**Data rows**
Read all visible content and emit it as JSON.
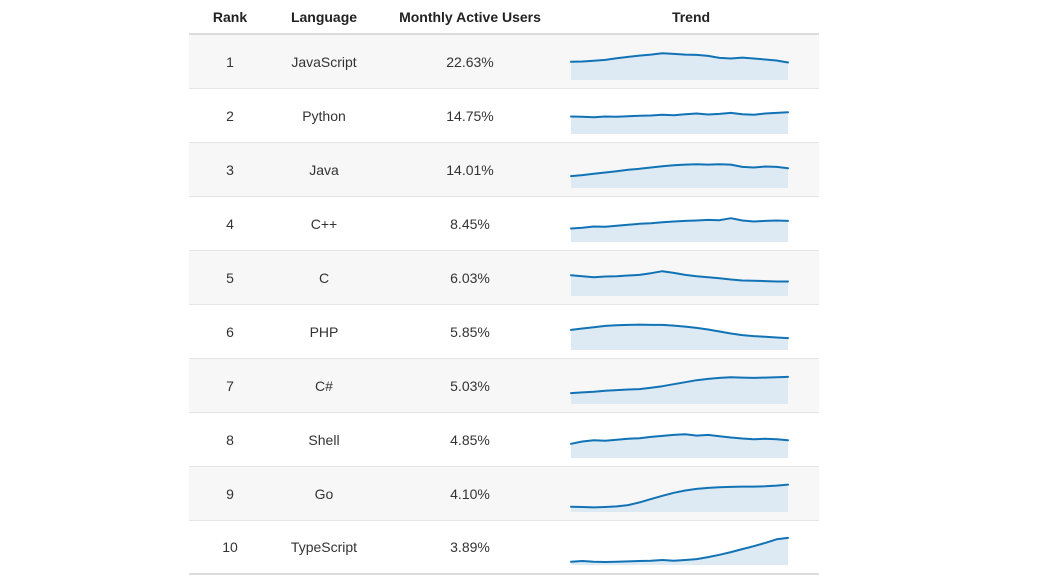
{
  "colors": {
    "sparkline_line": "#1173b5",
    "sparkline_fill": "#dde9f3",
    "row_alt_background": "#f7f7f7",
    "row_border": "#e4e4e4",
    "header_text": "#222222",
    "cell_text": "#333333"
  },
  "chart_data": {
    "type": "table",
    "title": "",
    "columns": [
      "Rank",
      "Language",
      "Monthly Active Users",
      "Trend"
    ],
    "sparkline": {
      "type": "area",
      "x_axis": "time (unlabeled)",
      "value_range": [
        0,
        1
      ],
      "note": "trend values normalized 0-1, estimated from sparkline pixel heights"
    },
    "rows": [
      {
        "rank": "1",
        "language": "JavaScript",
        "monthly_active_users": "22.63%",
        "trend": [
          0.52,
          0.53,
          0.55,
          0.58,
          0.63,
          0.67,
          0.71,
          0.74,
          0.78,
          0.76,
          0.74,
          0.73,
          0.7,
          0.64,
          0.62,
          0.65,
          0.62,
          0.59,
          0.56,
          0.5
        ]
      },
      {
        "rank": "2",
        "language": "Python",
        "monthly_active_users": "14.75%",
        "trend": [
          0.5,
          0.49,
          0.48,
          0.5,
          0.49,
          0.51,
          0.52,
          0.53,
          0.55,
          0.54,
          0.57,
          0.59,
          0.56,
          0.58,
          0.61,
          0.57,
          0.55,
          0.59,
          0.61,
          0.63
        ]
      },
      {
        "rank": "3",
        "language": "Java",
        "monthly_active_users": "14.01%",
        "trend": [
          0.33,
          0.36,
          0.4,
          0.44,
          0.48,
          0.52,
          0.55,
          0.59,
          0.63,
          0.66,
          0.68,
          0.69,
          0.68,
          0.69,
          0.68,
          0.61,
          0.59,
          0.62,
          0.61,
          0.57
        ]
      },
      {
        "rank": "4",
        "language": "C++",
        "monthly_active_users": "8.45%",
        "trend": [
          0.38,
          0.4,
          0.44,
          0.43,
          0.46,
          0.49,
          0.52,
          0.54,
          0.57,
          0.59,
          0.61,
          0.62,
          0.64,
          0.63,
          0.69,
          0.62,
          0.59,
          0.61,
          0.62,
          0.61
        ]
      },
      {
        "rank": "5",
        "language": "C",
        "monthly_active_users": "6.03%",
        "trend": [
          0.6,
          0.57,
          0.54,
          0.56,
          0.57,
          0.59,
          0.61,
          0.66,
          0.72,
          0.67,
          0.61,
          0.57,
          0.54,
          0.51,
          0.47,
          0.44,
          0.43,
          0.42,
          0.41,
          0.41
        ]
      },
      {
        "rank": "6",
        "language": "PHP",
        "monthly_active_users": "5.85%",
        "trend": [
          0.58,
          0.62,
          0.66,
          0.7,
          0.72,
          0.73,
          0.74,
          0.73,
          0.73,
          0.71,
          0.68,
          0.64,
          0.59,
          0.53,
          0.47,
          0.42,
          0.39,
          0.37,
          0.35,
          0.33
        ]
      },
      {
        "rank": "7",
        "language": "C#",
        "monthly_active_users": "5.03%",
        "trend": [
          0.3,
          0.32,
          0.34,
          0.37,
          0.39,
          0.41,
          0.42,
          0.46,
          0.51,
          0.57,
          0.63,
          0.69,
          0.73,
          0.76,
          0.78,
          0.77,
          0.76,
          0.77,
          0.78,
          0.79
        ]
      },
      {
        "rank": "8",
        "language": "Shell",
        "monthly_active_users": "4.85%",
        "trend": [
          0.4,
          0.47,
          0.51,
          0.49,
          0.52,
          0.55,
          0.57,
          0.61,
          0.64,
          0.67,
          0.69,
          0.65,
          0.67,
          0.63,
          0.59,
          0.56,
          0.54,
          0.55,
          0.54,
          0.51
        ]
      },
      {
        "rank": "9",
        "language": "Go",
        "monthly_active_users": "4.10%",
        "trend": [
          0.13,
          0.12,
          0.11,
          0.12,
          0.14,
          0.18,
          0.26,
          0.36,
          0.46,
          0.55,
          0.62,
          0.67,
          0.7,
          0.72,
          0.73,
          0.74,
          0.74,
          0.75,
          0.77,
          0.8
        ]
      },
      {
        "rank": "10",
        "language": "TypeScript",
        "monthly_active_users": "3.89%",
        "trend": [
          0.07,
          0.09,
          0.07,
          0.06,
          0.07,
          0.08,
          0.09,
          0.1,
          0.12,
          0.1,
          0.12,
          0.15,
          0.21,
          0.28,
          0.36,
          0.45,
          0.54,
          0.64,
          0.75,
          0.79
        ]
      }
    ]
  }
}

**Task to complete**
Pictures stay out of the copy; please restate every record above exactly.

**Correct answer**
Read all visible content and emit it as JSON.
{
  "colors": {
    "sparkline_line": "#1173b5",
    "sparkline_fill": "#dde9f3",
    "row_alt_background": "#f7f7f7",
    "row_border": "#e4e4e4",
    "header_text": "#222222",
    "cell_text": "#333333"
  },
  "chart_data": {
    "type": "table",
    "title": "",
    "columns": [
      "Rank",
      "Language",
      "Monthly Active Users",
      "Trend"
    ],
    "sparkline": {
      "type": "area",
      "x_axis": "time (unlabeled)",
      "value_range": [
        0,
        1
      ],
      "note": "trend values normalized 0-1, estimated from sparkline pixel heights"
    },
    "rows": [
      {
        "rank": "1",
        "language": "JavaScript",
        "monthly_active_users": "22.63%",
        "trend": [
          0.52,
          0.53,
          0.55,
          0.58,
          0.63,
          0.67,
          0.71,
          0.74,
          0.78,
          0.76,
          0.74,
          0.73,
          0.7,
          0.64,
          0.62,
          0.65,
          0.62,
          0.59,
          0.56,
          0.5
        ]
      },
      {
        "rank": "2",
        "language": "Python",
        "monthly_active_users": "14.75%",
        "trend": [
          0.5,
          0.49,
          0.48,
          0.5,
          0.49,
          0.51,
          0.52,
          0.53,
          0.55,
          0.54,
          0.57,
          0.59,
          0.56,
          0.58,
          0.61,
          0.57,
          0.55,
          0.59,
          0.61,
          0.63
        ]
      },
      {
        "rank": "3",
        "language": "Java",
        "monthly_active_users": "14.01%",
        "trend": [
          0.33,
          0.36,
          0.4,
          0.44,
          0.48,
          0.52,
          0.55,
          0.59,
          0.63,
          0.66,
          0.68,
          0.69,
          0.68,
          0.69,
          0.68,
          0.61,
          0.59,
          0.62,
          0.61,
          0.57
        ]
      },
      {
        "rank": "4",
        "language": "C++",
        "monthly_active_users": "8.45%",
        "trend": [
          0.38,
          0.4,
          0.44,
          0.43,
          0.46,
          0.49,
          0.52,
          0.54,
          0.57,
          0.59,
          0.61,
          0.62,
          0.64,
          0.63,
          0.69,
          0.62,
          0.59,
          0.61,
          0.62,
          0.61
        ]
      },
      {
        "rank": "5",
        "language": "C",
        "monthly_active_users": "6.03%",
        "trend": [
          0.6,
          0.57,
          0.54,
          0.56,
          0.57,
          0.59,
          0.61,
          0.66,
          0.72,
          0.67,
          0.61,
          0.57,
          0.54,
          0.51,
          0.47,
          0.44,
          0.43,
          0.42,
          0.41,
          0.41
        ]
      },
      {
        "rank": "6",
        "language": "PHP",
        "monthly_active_users": "5.85%",
        "trend": [
          0.58,
          0.62,
          0.66,
          0.7,
          0.72,
          0.73,
          0.74,
          0.73,
          0.73,
          0.71,
          0.68,
          0.64,
          0.59,
          0.53,
          0.47,
          0.42,
          0.39,
          0.37,
          0.35,
          0.33
        ]
      },
      {
        "rank": "7",
        "language": "C#",
        "monthly_active_users": "5.03%",
        "trend": [
          0.3,
          0.32,
          0.34,
          0.37,
          0.39,
          0.41,
          0.42,
          0.46,
          0.51,
          0.57,
          0.63,
          0.69,
          0.73,
          0.76,
          0.78,
          0.77,
          0.76,
          0.77,
          0.78,
          0.79
        ]
      },
      {
        "rank": "8",
        "language": "Shell",
        "monthly_active_users": "4.85%",
        "trend": [
          0.4,
          0.47,
          0.51,
          0.49,
          0.52,
          0.55,
          0.57,
          0.61,
          0.64,
          0.67,
          0.69,
          0.65,
          0.67,
          0.63,
          0.59,
          0.56,
          0.54,
          0.55,
          0.54,
          0.51
        ]
      },
      {
        "rank": "9",
        "language": "Go",
        "monthly_active_users": "4.10%",
        "trend": [
          0.13,
          0.12,
          0.11,
          0.12,
          0.14,
          0.18,
          0.26,
          0.36,
          0.46,
          0.55,
          0.62,
          0.67,
          0.7,
          0.72,
          0.73,
          0.74,
          0.74,
          0.75,
          0.77,
          0.8
        ]
      },
      {
        "rank": "10",
        "language": "TypeScript",
        "monthly_active_users": "3.89%",
        "trend": [
          0.07,
          0.09,
          0.07,
          0.06,
          0.07,
          0.08,
          0.09,
          0.1,
          0.12,
          0.1,
          0.12,
          0.15,
          0.21,
          0.28,
          0.36,
          0.45,
          0.54,
          0.64,
          0.75,
          0.79
        ]
      }
    ]
  }
}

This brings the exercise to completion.